#### Listing

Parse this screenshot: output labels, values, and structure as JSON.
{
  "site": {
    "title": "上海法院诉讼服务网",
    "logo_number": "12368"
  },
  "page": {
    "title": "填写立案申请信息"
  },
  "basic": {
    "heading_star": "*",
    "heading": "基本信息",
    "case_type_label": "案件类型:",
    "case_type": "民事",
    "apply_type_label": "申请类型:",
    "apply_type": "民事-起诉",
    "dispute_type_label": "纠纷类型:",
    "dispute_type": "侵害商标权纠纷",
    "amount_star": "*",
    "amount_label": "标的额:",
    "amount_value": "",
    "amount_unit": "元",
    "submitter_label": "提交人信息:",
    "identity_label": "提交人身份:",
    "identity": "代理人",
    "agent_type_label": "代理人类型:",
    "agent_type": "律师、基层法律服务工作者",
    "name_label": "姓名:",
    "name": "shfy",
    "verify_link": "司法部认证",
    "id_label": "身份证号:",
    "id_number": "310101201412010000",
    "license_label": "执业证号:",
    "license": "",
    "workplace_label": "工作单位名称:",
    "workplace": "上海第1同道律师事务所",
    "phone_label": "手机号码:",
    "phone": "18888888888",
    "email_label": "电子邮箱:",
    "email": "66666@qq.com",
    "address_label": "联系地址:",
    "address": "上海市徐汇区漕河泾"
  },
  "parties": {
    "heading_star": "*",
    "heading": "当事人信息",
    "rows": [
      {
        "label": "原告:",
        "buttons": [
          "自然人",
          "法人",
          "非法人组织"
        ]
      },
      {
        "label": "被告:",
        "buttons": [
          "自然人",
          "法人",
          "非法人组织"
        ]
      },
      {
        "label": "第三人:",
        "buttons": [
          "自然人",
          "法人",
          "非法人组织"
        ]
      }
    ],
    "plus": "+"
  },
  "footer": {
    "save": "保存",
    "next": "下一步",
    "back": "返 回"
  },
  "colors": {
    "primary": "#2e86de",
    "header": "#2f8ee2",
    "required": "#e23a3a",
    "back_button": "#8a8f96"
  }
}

########

| Task brief |
Print the material above once more, exactly.

| Written answer |
Parse this screenshot: output labels, values, and structure as JSON.
{
  "site": {
    "title": "上海法院诉讼服务网",
    "logo_number": "12368"
  },
  "page": {
    "title": "填写立案申请信息"
  },
  "basic": {
    "heading_star": "*",
    "heading": "基本信息",
    "case_type_label": "案件类型:",
    "case_type": "民事",
    "apply_type_label": "申请类型:",
    "apply_type": "民事-起诉",
    "dispute_type_label": "纠纷类型:",
    "dispute_type": "侵害商标权纠纷",
    "amount_star": "*",
    "amount_label": "标的额:",
    "amount_value": "",
    "amount_unit": "元",
    "submitter_label": "提交人信息:",
    "identity_label": "提交人身份:",
    "identity": "代理人",
    "agent_type_label": "代理人类型:",
    "agent_type": "律师、基层法律服务工作者",
    "name_label": "姓名:",
    "name": "shfy",
    "verify_link": "司法部认证",
    "id_label": "身份证号:",
    "id_number": "310101201412010000",
    "license_label": "执业证号:",
    "license": "",
    "workplace_label": "工作单位名称:",
    "workplace": "上海第1同道律师事务所",
    "phone_label": "手机号码:",
    "phone": "18888888888",
    "email_label": "电子邮箱:",
    "email": "66666@qq.com",
    "address_label": "联系地址:",
    "address": "上海市徐汇区漕河泾"
  },
  "parties": {
    "heading_star": "*",
    "heading": "当事人信息",
    "rows": [
      {
        "label": "原告:",
        "buttons": [
          "自然人",
          "法人",
          "非法人组织"
        ]
      },
      {
        "label": "被告:",
        "buttons": [
          "自然人",
          "法人",
          "非法人组织"
        ]
      },
      {
        "label": "第三人:",
        "buttons": [
          "自然人",
          "法人",
          "非法人组织"
        ]
      }
    ],
    "plus": "+"
  },
  "footer": {
    "save": "保存",
    "next": "下一步",
    "back": "返 回"
  },
  "colors": {
    "primary": "#2e86de",
    "header": "#2f8ee2",
    "required": "#e23a3a",
    "back_button": "#8a8f96"
  }
}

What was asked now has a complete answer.